=== Records ===

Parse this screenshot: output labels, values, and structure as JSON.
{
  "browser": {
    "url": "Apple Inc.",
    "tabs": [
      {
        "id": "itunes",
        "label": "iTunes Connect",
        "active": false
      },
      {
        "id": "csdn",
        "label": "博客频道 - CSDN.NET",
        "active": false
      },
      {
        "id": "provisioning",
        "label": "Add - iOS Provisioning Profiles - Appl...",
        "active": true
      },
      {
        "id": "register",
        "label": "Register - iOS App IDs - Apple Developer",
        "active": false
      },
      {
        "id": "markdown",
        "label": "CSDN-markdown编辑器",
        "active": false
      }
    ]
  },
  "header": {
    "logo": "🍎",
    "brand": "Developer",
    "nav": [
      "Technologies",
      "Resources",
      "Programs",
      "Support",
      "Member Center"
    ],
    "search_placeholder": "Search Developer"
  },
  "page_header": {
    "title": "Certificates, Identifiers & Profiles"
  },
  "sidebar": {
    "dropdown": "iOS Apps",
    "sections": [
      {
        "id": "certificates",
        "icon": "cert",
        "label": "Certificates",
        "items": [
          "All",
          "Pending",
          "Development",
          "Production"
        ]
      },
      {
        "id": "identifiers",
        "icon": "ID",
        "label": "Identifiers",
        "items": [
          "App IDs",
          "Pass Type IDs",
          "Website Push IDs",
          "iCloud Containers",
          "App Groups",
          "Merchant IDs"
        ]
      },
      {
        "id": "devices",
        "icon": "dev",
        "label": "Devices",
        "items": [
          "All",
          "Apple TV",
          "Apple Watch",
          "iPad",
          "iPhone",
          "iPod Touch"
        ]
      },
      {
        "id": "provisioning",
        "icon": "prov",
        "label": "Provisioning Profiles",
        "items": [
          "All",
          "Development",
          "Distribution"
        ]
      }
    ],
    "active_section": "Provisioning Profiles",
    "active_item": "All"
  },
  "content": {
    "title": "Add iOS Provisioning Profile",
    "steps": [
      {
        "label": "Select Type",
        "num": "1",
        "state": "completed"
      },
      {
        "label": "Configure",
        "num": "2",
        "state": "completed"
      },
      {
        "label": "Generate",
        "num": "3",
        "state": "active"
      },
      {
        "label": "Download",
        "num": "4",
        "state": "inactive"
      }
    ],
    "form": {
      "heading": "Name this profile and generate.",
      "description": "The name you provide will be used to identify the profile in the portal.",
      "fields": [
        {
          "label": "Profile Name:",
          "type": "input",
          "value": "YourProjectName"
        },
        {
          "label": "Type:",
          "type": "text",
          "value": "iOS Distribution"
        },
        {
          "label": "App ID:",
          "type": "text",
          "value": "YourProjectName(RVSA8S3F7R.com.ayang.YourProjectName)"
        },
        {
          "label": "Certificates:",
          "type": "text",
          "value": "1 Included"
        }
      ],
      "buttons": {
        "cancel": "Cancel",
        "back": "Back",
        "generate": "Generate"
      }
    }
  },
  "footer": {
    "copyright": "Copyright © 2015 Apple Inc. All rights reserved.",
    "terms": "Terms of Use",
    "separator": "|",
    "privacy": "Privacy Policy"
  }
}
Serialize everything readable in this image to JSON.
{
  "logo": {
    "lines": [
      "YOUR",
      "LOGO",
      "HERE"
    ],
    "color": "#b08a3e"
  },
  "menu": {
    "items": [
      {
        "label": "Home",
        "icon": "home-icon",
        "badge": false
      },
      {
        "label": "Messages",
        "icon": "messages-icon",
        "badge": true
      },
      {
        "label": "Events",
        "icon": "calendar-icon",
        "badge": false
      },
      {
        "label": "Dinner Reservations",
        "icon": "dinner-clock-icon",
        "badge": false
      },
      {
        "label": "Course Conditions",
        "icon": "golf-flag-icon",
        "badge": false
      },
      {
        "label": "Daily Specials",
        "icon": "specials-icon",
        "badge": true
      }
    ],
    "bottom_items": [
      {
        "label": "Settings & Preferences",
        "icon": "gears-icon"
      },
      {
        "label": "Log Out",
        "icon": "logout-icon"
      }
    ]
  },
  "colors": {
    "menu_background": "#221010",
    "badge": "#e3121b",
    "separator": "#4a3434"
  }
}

===

* _Task statement_
Extract all of the data exactly as written.

* _Output for this exercise_
Parse this screenshot: output labels, values, and structure as JSON.
{
  "browser": {
    "url": "Apple Inc.",
    "tabs": [
      {
        "id": "itunes",
        "label": "iTunes Connect",
        "active": false
      },
      {
        "id": "csdn",
        "label": "博客频道 - CSDN.NET",
        "active": false
      },
      {
        "id": "provisioning",
        "label": "Add - iOS Provisioning Profiles - Appl...",
        "active": true
      },
      {
        "id": "register",
        "label": "Register - iOS App IDs - Apple Developer",
        "active": false
      },
      {
        "id": "markdown",
        "label": "CSDN-markdown编辑器",
        "active": false
      }
    ]
  },
  "header": {
    "logo": "🍎",
    "brand": "Developer",
    "nav": [
      "Technologies",
      "Resources",
      "Programs",
      "Support",
      "Member Center"
    ],
    "search_placeholder": "Search Developer"
  },
  "page_header": {
    "title": "Certificates, Identifiers & Profiles"
  },
  "sidebar": {
    "dropdown": "iOS Apps",
    "sections": [
      {
        "id": "certificates",
        "icon": "cert",
        "label": "Certificates",
        "items": [
          "All",
          "Pending",
          "Development",
          "Production"
        ]
      },
      {
        "id": "identifiers",
        "icon": "ID",
        "label": "Identifiers",
        "items": [
          "App IDs",
          "Pass Type IDs",
          "Website Push IDs",
          "iCloud Containers",
          "App Groups",
          "Merchant IDs"
        ]
      },
      {
        "id": "devices",
        "icon": "dev",
        "label": "Devices",
        "items": [
          "All",
          "Apple TV",
          "Apple Watch",
          "iPad",
          "iPhone",
          "iPod Touch"
        ]
      },
      {
        "id": "provisioning",
        "icon": "prov",
        "label": "Provisioning Profiles",
        "items": [
          "All",
          "Development",
          "Distribution"
        ]
      }
    ],
    "active_section": "Provisioning Profiles",
    "active_item": "All"
  },
  "content": {
    "title": "Add iOS Provisioning Profile",
    "steps": [
      {
        "label": "Select Type",
        "num": "1",
        "state": "completed"
      },
      {
        "label": "Configure",
        "num": "2",
        "state": "completed"
      },
      {
        "label": "Generate",
        "num": "3",
        "state": "active"
      },
      {
        "label": "Download",
        "num": "4",
        "state": "inactive"
      }
    ],
    "form": {
      "heading": "Name this profile and generate.",
      "description": "The name you provide will be used to identify the profile in the portal.",
      "fields": [
        {
          "label": "Profile Name:",
          "type": "input",
          "value": "YourProjectName"
        },
        {
          "label": "Type:",
          "type": "text",
          "value": "iOS Distribution"
        },
        {
          "label": "App ID:",
          "type": "text",
          "value": "YourProjectName(RVSA8S3F7R.com.ayang.YourProjectName)"
        },
        {
          "label": "Certificates:",
          "type": "text",
          "value": "1 Included"
        }
      ],
      "buttons": {
        "cancel": "Cancel",
        "back": "Back",
        "generate": "Generate"
      }
    }
  },
  "footer": {
    "copyright": "Copyright © 2015 Apple Inc. All rights reserved.",
    "terms": "Terms of Use",
    "separator": "|",
    "privacy": "Privacy Policy"
  }
}
Serialize everything readable in this image to JSON.
{
  "logo": {
    "lines": [
      "YOUR",
      "LOGO",
      "HERE"
    ],
    "color": "#b08a3e"
  },
  "menu": {
    "items": [
      {
        "label": "Home",
        "icon": "home-icon",
        "badge": false
      },
      {
        "label": "Messages",
        "icon": "messages-icon",
        "badge": true
      },
      {
        "label": "Events",
        "icon": "calendar-icon",
        "badge": false
      },
      {
        "label": "Dinner Reservations",
        "icon": "dinner-clock-icon",
        "badge": false
      },
      {
        "label": "Course Conditions",
        "icon": "golf-flag-icon",
        "badge": false
      },
      {
        "label": "Daily Specials",
        "icon": "specials-icon",
        "badge": true
      }
    ],
    "bottom_items": [
      {
        "label": "Settings & Preferences",
        "icon": "gears-icon"
      },
      {
        "label": "Log Out",
        "icon": "logout-icon"
      }
    ]
  },
  "colors": {
    "menu_background": "#221010",
    "badge": "#e3121b",
    "separator": "#4a3434"
  }
}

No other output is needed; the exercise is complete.